[Data excerpts]
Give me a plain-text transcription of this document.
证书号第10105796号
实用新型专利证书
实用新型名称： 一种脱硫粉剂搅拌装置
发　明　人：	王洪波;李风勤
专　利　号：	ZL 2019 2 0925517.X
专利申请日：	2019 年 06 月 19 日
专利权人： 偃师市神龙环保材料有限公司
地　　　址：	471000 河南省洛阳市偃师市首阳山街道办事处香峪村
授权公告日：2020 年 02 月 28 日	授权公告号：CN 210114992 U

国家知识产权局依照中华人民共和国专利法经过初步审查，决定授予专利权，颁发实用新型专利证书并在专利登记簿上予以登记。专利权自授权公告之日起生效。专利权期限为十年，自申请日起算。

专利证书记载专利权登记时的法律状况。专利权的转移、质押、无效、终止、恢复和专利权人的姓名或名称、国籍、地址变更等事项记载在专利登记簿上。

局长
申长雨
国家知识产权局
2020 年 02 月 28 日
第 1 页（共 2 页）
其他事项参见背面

(Exercise details):
Transcribe the data. Leave every line exactly as it is.

(Finished answer):
Give me a plain-text transcription of this document.
证书号第10105796号
实用新型专利证书
实用新型名称： 一种脱硫粉剂搅拌装置
发　明　人：	王洪波;李风勤
专　利　号：	ZL 2019 2 0925517.X
专利申请日：	2019 年 06 月 19 日
专利权人： 偃师市神龙环保材料有限公司
地　　　址：	471000 河南省洛阳市偃师市首阳山街道办事处香峪村
授权公告日：2020 年 02 月 28 日	授权公告号：CN 210114992 U

国家知识产权局依照中华人民共和国专利法经过初步审查，决定授予专利权，颁发实用新型专利证书并在专利登记簿上予以登记。专利权自授权公告之日起生效。专利权期限为十年，自申请日起算。

专利证书记载专利权登记时的法律状况。专利权的转移、质押、无效、终止、恢复和专利权人的姓名或名称、国籍、地址变更等事项记载在专利登记簿上。

局长
申长雨
国家知识产权局
2020 年 02 月 28 日
第 1 页（共 2 页）
其他事项参见背面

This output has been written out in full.